• **Given data**
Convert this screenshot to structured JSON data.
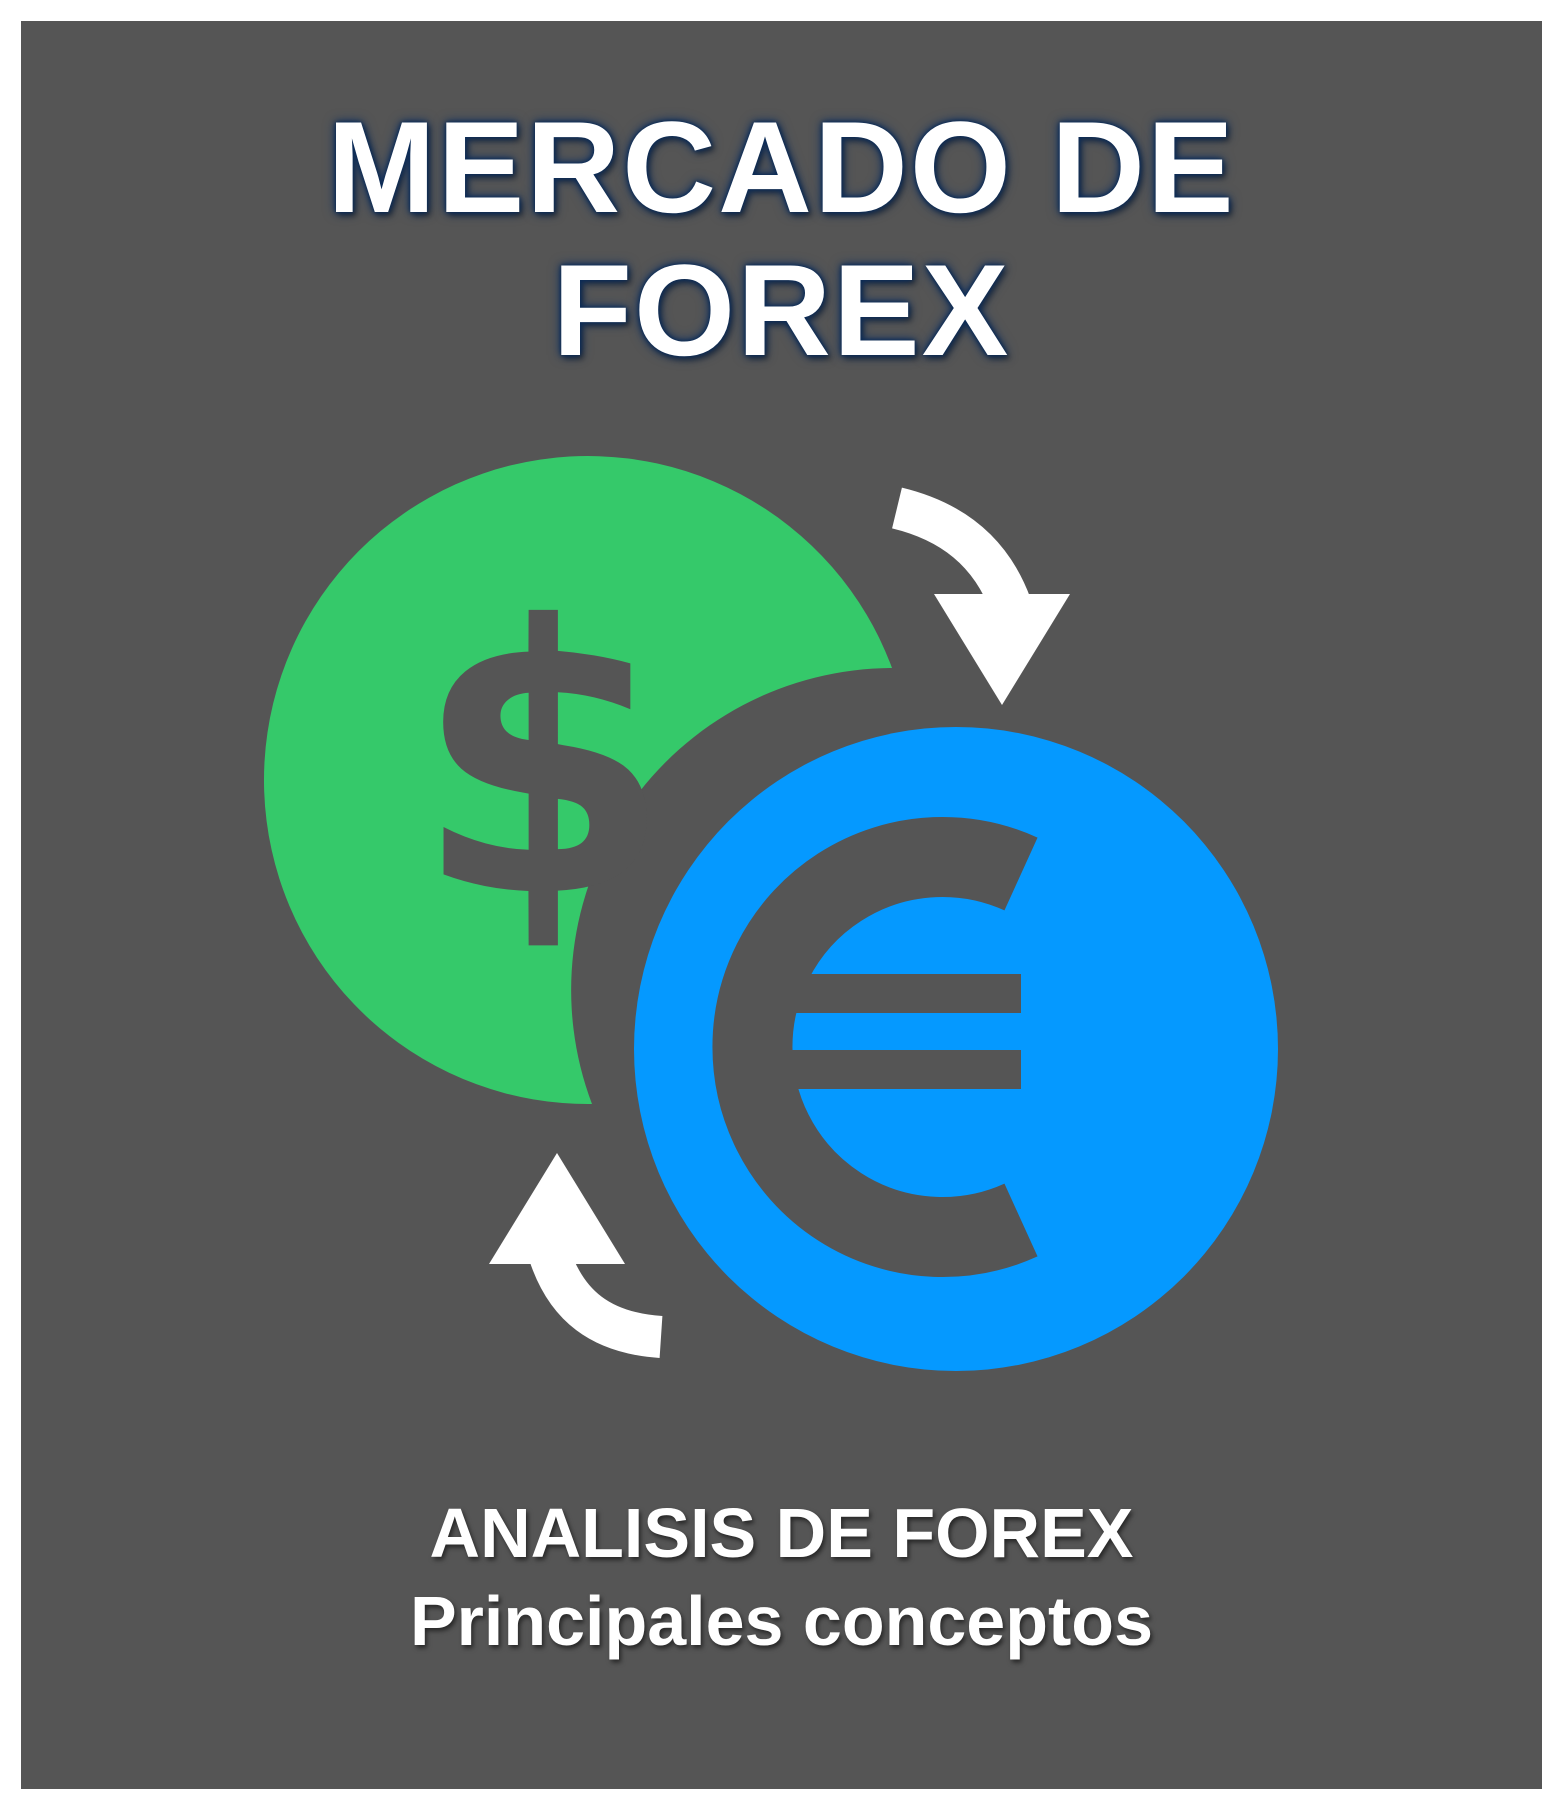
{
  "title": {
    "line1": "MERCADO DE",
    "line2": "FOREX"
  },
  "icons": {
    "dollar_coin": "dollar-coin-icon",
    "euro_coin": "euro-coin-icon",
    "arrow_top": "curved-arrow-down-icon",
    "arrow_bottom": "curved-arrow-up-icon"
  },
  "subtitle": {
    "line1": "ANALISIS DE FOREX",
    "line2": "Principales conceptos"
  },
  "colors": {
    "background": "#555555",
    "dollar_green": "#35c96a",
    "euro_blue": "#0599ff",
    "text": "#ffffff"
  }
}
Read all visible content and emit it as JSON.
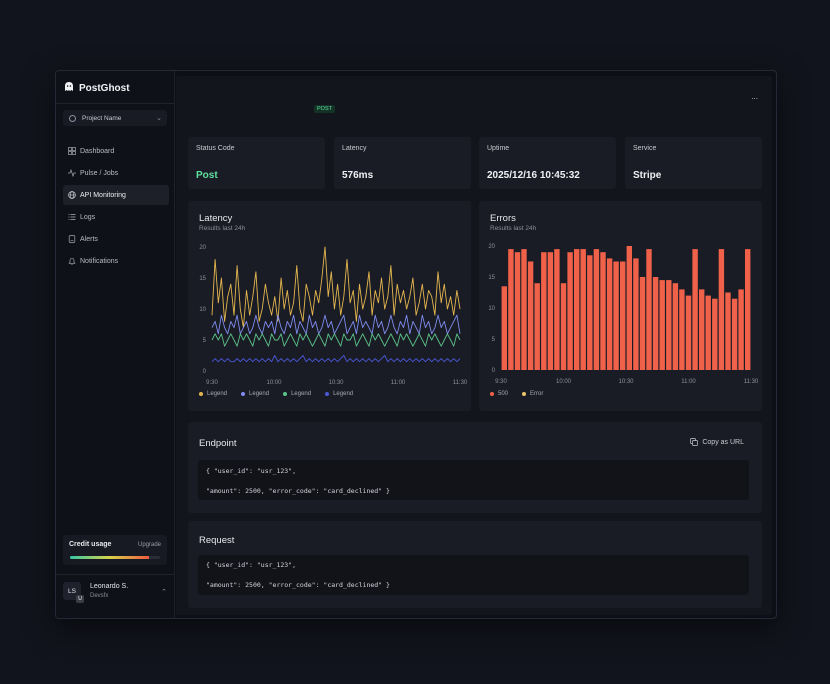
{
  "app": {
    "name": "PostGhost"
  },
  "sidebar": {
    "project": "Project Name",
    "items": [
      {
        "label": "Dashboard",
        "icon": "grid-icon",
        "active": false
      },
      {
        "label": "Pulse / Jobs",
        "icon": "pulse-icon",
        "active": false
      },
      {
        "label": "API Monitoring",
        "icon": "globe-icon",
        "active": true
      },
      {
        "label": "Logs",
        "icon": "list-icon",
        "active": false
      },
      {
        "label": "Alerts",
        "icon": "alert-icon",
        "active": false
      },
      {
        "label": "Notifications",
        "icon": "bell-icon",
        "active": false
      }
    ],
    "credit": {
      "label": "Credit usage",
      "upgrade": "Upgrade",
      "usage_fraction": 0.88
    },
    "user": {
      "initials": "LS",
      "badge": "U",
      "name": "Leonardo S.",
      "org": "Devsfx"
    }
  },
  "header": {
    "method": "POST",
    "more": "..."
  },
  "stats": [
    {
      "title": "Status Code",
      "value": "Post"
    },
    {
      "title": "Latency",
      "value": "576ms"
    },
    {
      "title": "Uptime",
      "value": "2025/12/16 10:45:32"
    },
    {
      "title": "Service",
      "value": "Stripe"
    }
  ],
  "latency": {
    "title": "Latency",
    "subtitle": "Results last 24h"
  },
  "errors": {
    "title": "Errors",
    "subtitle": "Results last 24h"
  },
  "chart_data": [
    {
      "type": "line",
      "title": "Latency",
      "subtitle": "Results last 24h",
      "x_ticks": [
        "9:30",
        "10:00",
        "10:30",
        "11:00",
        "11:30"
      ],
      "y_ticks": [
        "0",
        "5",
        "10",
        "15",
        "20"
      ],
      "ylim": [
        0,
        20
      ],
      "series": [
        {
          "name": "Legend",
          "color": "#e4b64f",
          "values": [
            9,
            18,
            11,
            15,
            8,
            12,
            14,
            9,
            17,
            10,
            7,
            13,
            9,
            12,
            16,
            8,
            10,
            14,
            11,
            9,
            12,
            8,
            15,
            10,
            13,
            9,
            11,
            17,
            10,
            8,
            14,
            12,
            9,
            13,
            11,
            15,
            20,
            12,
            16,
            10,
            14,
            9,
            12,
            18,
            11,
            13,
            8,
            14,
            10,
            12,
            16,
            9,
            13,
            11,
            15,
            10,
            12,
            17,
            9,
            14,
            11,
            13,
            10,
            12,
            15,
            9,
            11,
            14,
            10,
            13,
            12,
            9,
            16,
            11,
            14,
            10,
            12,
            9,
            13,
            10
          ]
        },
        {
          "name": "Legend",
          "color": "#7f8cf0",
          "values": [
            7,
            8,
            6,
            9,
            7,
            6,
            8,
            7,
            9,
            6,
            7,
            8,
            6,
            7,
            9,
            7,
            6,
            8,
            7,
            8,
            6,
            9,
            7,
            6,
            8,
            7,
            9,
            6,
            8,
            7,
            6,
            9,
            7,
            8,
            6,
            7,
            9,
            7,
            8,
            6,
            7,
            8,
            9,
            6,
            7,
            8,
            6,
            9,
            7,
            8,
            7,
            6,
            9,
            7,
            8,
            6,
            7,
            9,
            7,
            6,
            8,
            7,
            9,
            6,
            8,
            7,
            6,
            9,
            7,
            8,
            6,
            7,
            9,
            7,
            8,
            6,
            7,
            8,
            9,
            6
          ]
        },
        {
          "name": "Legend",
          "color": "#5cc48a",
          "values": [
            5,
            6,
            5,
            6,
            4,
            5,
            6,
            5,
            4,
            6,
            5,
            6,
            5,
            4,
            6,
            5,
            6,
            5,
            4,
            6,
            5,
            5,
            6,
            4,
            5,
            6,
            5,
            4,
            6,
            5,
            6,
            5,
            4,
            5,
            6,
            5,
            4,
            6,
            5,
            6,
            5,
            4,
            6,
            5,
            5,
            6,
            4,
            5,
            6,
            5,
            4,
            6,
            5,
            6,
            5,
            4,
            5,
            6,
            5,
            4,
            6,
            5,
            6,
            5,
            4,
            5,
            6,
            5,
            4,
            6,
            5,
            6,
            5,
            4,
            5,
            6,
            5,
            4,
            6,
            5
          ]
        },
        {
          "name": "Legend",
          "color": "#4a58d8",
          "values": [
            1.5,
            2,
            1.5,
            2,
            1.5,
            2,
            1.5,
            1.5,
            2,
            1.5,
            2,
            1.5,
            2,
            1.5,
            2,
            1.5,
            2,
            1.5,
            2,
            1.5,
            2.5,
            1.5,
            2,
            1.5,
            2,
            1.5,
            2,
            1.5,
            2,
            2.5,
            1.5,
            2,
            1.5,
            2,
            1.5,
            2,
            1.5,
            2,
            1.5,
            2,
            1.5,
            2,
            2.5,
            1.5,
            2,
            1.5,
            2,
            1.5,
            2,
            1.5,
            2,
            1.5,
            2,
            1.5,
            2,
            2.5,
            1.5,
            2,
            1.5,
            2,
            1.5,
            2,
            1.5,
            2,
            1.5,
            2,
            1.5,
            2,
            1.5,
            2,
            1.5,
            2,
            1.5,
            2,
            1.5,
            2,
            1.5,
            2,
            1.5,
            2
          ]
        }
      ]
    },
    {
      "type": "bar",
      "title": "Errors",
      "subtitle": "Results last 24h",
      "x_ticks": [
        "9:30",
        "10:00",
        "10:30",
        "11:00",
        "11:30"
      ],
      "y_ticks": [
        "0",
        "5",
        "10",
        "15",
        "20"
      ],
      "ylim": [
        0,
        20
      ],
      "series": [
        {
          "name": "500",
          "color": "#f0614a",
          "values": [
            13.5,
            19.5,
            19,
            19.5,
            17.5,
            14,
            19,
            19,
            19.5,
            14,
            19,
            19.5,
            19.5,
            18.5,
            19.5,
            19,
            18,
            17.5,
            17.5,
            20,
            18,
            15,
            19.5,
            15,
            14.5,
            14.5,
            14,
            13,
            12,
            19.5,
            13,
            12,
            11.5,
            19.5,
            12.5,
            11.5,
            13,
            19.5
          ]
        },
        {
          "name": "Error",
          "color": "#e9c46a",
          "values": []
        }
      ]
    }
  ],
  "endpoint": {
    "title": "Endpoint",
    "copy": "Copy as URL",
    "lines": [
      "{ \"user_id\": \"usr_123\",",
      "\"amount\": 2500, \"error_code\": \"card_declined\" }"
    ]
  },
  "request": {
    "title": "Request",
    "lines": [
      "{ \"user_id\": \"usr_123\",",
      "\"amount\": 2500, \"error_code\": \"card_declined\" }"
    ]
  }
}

• **Problem description**
Repeat all of the records verbatim, leaving out the pictures.

• **Final result**
Convert this screenshot to structured JSON data.
{
  "title": {
    "line1": "MERCADO DE",
    "line2": "FOREX"
  },
  "icons": {
    "dollar_coin": "dollar-coin-icon",
    "euro_coin": "euro-coin-icon",
    "arrow_top": "curved-arrow-down-icon",
    "arrow_bottom": "curved-arrow-up-icon"
  },
  "subtitle": {
    "line1": "ANALISIS DE FOREX",
    "line2": "Principales conceptos"
  },
  "colors": {
    "background": "#555555",
    "dollar_green": "#35c96a",
    "euro_blue": "#0599ff",
    "text": "#ffffff"
  }
}
Read all visible content and emit it as JSON.
{
  "app": {
    "name": "PostGhost"
  },
  "sidebar": {
    "project": "Project Name",
    "items": [
      {
        "label": "Dashboard",
        "icon": "grid-icon",
        "active": false
      },
      {
        "label": "Pulse / Jobs",
        "icon": "pulse-icon",
        "active": false
      },
      {
        "label": "API Monitoring",
        "icon": "globe-icon",
        "active": true
      },
      {
        "label": "Logs",
        "icon": "list-icon",
        "active": false
      },
      {
        "label": "Alerts",
        "icon": "alert-icon",
        "active": false
      },
      {
        "label": "Notifications",
        "icon": "bell-icon",
        "active": false
      }
    ],
    "credit": {
      "label": "Credit usage",
      "upgrade": "Upgrade",
      "usage_fraction": 0.88
    },
    "user": {
      "initials": "LS",
      "badge": "U",
      "name": "Leonardo S.",
      "org": "Devsfx"
    }
  },
  "header": {
    "method": "POST",
    "more": "..."
  },
  "stats": [
    {
      "title": "Status Code",
      "value": "Post"
    },
    {
      "title": "Latency",
      "value": "576ms"
    },
    {
      "title": "Uptime",
      "value": "2025/12/16 10:45:32"
    },
    {
      "title": "Service",
      "value": "Stripe"
    }
  ],
  "latency": {
    "title": "Latency",
    "subtitle": "Results last 24h"
  },
  "errors": {
    "title": "Errors",
    "subtitle": "Results last 24h"
  },
  "chart_data": [
    {
      "type": "line",
      "title": "Latency",
      "subtitle": "Results last 24h",
      "x_ticks": [
        "9:30",
        "10:00",
        "10:30",
        "11:00",
        "11:30"
      ],
      "y_ticks": [
        "0",
        "5",
        "10",
        "15",
        "20"
      ],
      "ylim": [
        0,
        20
      ],
      "series": [
        {
          "name": "Legend",
          "color": "#e4b64f",
          "values": [
            9,
            18,
            11,
            15,
            8,
            12,
            14,
            9,
            17,
            10,
            7,
            13,
            9,
            12,
            16,
            8,
            10,
            14,
            11,
            9,
            12,
            8,
            15,
            10,
            13,
            9,
            11,
            17,
            10,
            8,
            14,
            12,
            9,
            13,
            11,
            15,
            20,
            12,
            16,
            10,
            14,
            9,
            12,
            18,
            11,
            13,
            8,
            14,
            10,
            12,
            16,
            9,
            13,
            11,
            15,
            10,
            12,
            17,
            9,
            14,
            11,
            13,
            10,
            12,
            15,
            9,
            11,
            14,
            10,
            13,
            12,
            9,
            16,
            11,
            14,
            10,
            12,
            9,
            13,
            10
          ]
        },
        {
          "name": "Legend",
          "color": "#7f8cf0",
          "values": [
            7,
            8,
            6,
            9,
            7,
            6,
            8,
            7,
            9,
            6,
            7,
            8,
            6,
            7,
            9,
            7,
            6,
            8,
            7,
            8,
            6,
            9,
            7,
            6,
            8,
            7,
            9,
            6,
            8,
            7,
            6,
            9,
            7,
            8,
            6,
            7,
            9,
            7,
            8,
            6,
            7,
            8,
            9,
            6,
            7,
            8,
            6,
            9,
            7,
            8,
            7,
            6,
            9,
            7,
            8,
            6,
            7,
            9,
            7,
            6,
            8,
            7,
            9,
            6,
            8,
            7,
            6,
            9,
            7,
            8,
            6,
            7,
            9,
            7,
            8,
            6,
            7,
            8,
            9,
            6
          ]
        },
        {
          "name": "Legend",
          "color": "#5cc48a",
          "values": [
            5,
            6,
            5,
            6,
            4,
            5,
            6,
            5,
            4,
            6,
            5,
            6,
            5,
            4,
            6,
            5,
            6,
            5,
            4,
            6,
            5,
            5,
            6,
            4,
            5,
            6,
            5,
            4,
            6,
            5,
            6,
            5,
            4,
            5,
            6,
            5,
            4,
            6,
            5,
            6,
            5,
            4,
            6,
            5,
            5,
            6,
            4,
            5,
            6,
            5,
            4,
            6,
            5,
            6,
            5,
            4,
            5,
            6,
            5,
            4,
            6,
            5,
            6,
            5,
            4,
            5,
            6,
            5,
            4,
            6,
            5,
            6,
            5,
            4,
            5,
            6,
            5,
            4,
            6,
            5
          ]
        },
        {
          "name": "Legend",
          "color": "#4a58d8",
          "values": [
            1.5,
            2,
            1.5,
            2,
            1.5,
            2,
            1.5,
            1.5,
            2,
            1.5,
            2,
            1.5,
            2,
            1.5,
            2,
            1.5,
            2,
            1.5,
            2,
            1.5,
            2.5,
            1.5,
            2,
            1.5,
            2,
            1.5,
            2,
            1.5,
            2,
            2.5,
            1.5,
            2,
            1.5,
            2,
            1.5,
            2,
            1.5,
            2,
            1.5,
            2,
            1.5,
            2,
            2.5,
            1.5,
            2,
            1.5,
            2,
            1.5,
            2,
            1.5,
            2,
            1.5,
            2,
            1.5,
            2,
            2.5,
            1.5,
            2,
            1.5,
            2,
            1.5,
            2,
            1.5,
            2,
            1.5,
            2,
            1.5,
            2,
            1.5,
            2,
            1.5,
            2,
            1.5,
            2,
            1.5,
            2,
            1.5,
            2,
            1.5,
            2
          ]
        }
      ]
    },
    {
      "type": "bar",
      "title": "Errors",
      "subtitle": "Results last 24h",
      "x_ticks": [
        "9:30",
        "10:00",
        "10:30",
        "11:00",
        "11:30"
      ],
      "y_ticks": [
        "0",
        "5",
        "10",
        "15",
        "20"
      ],
      "ylim": [
        0,
        20
      ],
      "series": [
        {
          "name": "500",
          "color": "#f0614a",
          "values": [
            13.5,
            19.5,
            19,
            19.5,
            17.5,
            14,
            19,
            19,
            19.5,
            14,
            19,
            19.5,
            19.5,
            18.5,
            19.5,
            19,
            18,
            17.5,
            17.5,
            20,
            18,
            15,
            19.5,
            15,
            14.5,
            14.5,
            14,
            13,
            12,
            19.5,
            13,
            12,
            11.5,
            19.5,
            12.5,
            11.5,
            13,
            19.5
          ]
        },
        {
          "name": "Error",
          "color": "#e9c46a",
          "values": []
        }
      ]
    }
  ],
  "endpoint": {
    "title": "Endpoint",
    "copy": "Copy as URL",
    "lines": [
      "{ \"user_id\": \"usr_123\",",
      "\"amount\": 2500, \"error_code\": \"card_declined\" }"
    ]
  },
  "request": {
    "title": "Request",
    "lines": [
      "{ \"user_id\": \"usr_123\",",
      "\"amount\": 2500, \"error_code\": \"card_declined\" }"
    ]
  }
}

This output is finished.